__What is being asked__. Copy the following lines word for word.

__Data provided__.

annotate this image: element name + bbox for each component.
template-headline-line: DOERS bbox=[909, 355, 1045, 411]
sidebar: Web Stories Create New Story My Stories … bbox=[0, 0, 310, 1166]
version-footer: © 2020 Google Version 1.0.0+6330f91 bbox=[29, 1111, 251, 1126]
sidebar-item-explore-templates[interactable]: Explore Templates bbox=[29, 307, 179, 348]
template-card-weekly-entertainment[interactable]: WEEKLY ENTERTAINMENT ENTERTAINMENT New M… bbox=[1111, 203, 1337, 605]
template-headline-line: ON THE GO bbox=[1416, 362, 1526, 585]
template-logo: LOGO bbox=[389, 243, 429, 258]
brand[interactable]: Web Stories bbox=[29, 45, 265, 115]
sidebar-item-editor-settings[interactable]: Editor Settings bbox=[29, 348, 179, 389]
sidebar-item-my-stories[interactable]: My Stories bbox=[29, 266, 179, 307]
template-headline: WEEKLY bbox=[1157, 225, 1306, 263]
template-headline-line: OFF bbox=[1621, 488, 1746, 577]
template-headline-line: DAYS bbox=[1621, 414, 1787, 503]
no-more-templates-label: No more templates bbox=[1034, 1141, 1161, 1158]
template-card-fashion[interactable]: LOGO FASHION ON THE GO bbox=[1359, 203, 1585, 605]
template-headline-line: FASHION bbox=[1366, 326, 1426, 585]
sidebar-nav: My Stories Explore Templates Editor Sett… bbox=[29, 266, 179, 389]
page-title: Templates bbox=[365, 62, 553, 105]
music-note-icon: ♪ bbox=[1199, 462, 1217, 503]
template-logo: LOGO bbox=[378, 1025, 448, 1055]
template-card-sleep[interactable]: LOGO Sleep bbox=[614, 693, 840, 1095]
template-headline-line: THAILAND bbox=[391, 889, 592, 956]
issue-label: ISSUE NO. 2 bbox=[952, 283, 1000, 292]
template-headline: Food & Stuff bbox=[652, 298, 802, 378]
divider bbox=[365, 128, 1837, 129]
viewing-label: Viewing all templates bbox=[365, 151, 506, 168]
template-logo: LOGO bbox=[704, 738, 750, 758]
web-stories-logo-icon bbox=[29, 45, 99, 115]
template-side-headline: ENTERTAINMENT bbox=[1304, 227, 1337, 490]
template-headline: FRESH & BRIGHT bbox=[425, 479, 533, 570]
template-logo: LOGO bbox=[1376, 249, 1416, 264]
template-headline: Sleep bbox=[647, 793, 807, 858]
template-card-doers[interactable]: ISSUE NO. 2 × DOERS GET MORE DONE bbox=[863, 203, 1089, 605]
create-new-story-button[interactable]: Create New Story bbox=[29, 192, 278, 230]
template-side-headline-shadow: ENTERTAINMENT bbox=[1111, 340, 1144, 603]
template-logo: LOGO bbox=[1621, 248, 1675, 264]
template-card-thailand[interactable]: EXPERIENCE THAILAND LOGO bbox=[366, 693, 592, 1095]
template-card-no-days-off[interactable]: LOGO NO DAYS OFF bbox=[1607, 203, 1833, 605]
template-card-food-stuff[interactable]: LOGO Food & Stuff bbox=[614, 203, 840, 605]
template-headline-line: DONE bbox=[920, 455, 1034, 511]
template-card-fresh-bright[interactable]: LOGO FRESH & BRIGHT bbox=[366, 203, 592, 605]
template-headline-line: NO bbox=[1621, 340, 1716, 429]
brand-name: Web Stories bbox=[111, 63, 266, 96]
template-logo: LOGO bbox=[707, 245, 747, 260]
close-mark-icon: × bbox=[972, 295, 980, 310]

__Completed exercise__.
annotate this image: element name + bbox for each component.
template-headline-line: DOERS bbox=[909, 355, 1045, 411]
sidebar: Web Stories Create New Story My Stories … bbox=[0, 0, 310, 1166]
version-footer: © 2020 Google Version 1.0.0+6330f91 bbox=[29, 1111, 251, 1126]
sidebar-item-explore-templates[interactable]: Explore Templates bbox=[29, 307, 179, 348]
template-card-weekly-entertainment[interactable]: WEEKLY ENTERTAINMENT ENTERTAINMENT New M… bbox=[1111, 203, 1337, 605]
template-headline-line: ON THE GO bbox=[1416, 362, 1526, 585]
template-logo: LOGO bbox=[389, 243, 429, 258]
brand[interactable]: Web Stories bbox=[29, 45, 265, 115]
sidebar-item-editor-settings[interactable]: Editor Settings bbox=[29, 348, 179, 389]
sidebar-item-my-stories[interactable]: My Stories bbox=[29, 266, 179, 307]
template-headline: WEEKLY bbox=[1157, 225, 1306, 263]
template-headline-line: OFF bbox=[1621, 488, 1746, 577]
template-headline-line: DAYS bbox=[1621, 414, 1787, 503]
no-more-templates-label: No more templates bbox=[1034, 1141, 1161, 1158]
template-card-fashion[interactable]: LOGO FASHION ON THE GO bbox=[1359, 203, 1585, 605]
template-headline-line: FASHION bbox=[1366, 326, 1426, 585]
sidebar-nav: My Stories Explore Templates Editor Sett… bbox=[29, 266, 179, 389]
page-title: Templates bbox=[365, 62, 553, 105]
music-note-icon: ♪ bbox=[1199, 462, 1217, 503]
template-logo: LOGO bbox=[378, 1025, 448, 1055]
template-card-sleep[interactable]: LOGO Sleep bbox=[614, 693, 840, 1095]
template-headline-line: THAILAND bbox=[391, 889, 592, 956]
issue-label: ISSUE NO. 2 bbox=[952, 283, 1000, 292]
template-headline: Food & Stuff bbox=[652, 298, 802, 378]
divider bbox=[365, 128, 1837, 129]
viewing-label: Viewing all templates bbox=[365, 151, 506, 168]
template-logo: LOGO bbox=[704, 738, 750, 758]
web-stories-logo-icon bbox=[29, 45, 99, 115]
template-side-headline: ENTERTAINMENT bbox=[1304, 227, 1337, 490]
template-headline: FRESH & BRIGHT bbox=[425, 479, 533, 570]
template-logo: LOGO bbox=[1376, 249, 1416, 264]
template-headline: Sleep bbox=[647, 793, 807, 858]
template-card-doers[interactable]: ISSUE NO. 2 × DOERS GET MORE DONE bbox=[863, 203, 1089, 605]
create-new-story-button[interactable]: Create New Story bbox=[29, 192, 278, 230]
template-side-headline-shadow: ENTERTAINMENT bbox=[1111, 340, 1144, 603]
template-logo: LOGO bbox=[1621, 248, 1675, 264]
template-card-thailand[interactable]: EXPERIENCE THAILAND LOGO bbox=[366, 693, 592, 1095]
template-card-no-days-off[interactable]: LOGO NO DAYS OFF bbox=[1607, 203, 1833, 605]
template-card-food-stuff[interactable]: LOGO Food & Stuff bbox=[614, 203, 840, 605]
template-headline-line: DONE bbox=[920, 455, 1034, 511]
template-card-fresh-bright[interactable]: LOGO FRESH & BRIGHT bbox=[366, 203, 592, 605]
template-headline-line: NO bbox=[1621, 340, 1716, 429]
brand-name: Web Stories bbox=[111, 63, 266, 96]
template-logo: LOGO bbox=[707, 245, 747, 260]
close-mark-icon: × bbox=[972, 295, 980, 310]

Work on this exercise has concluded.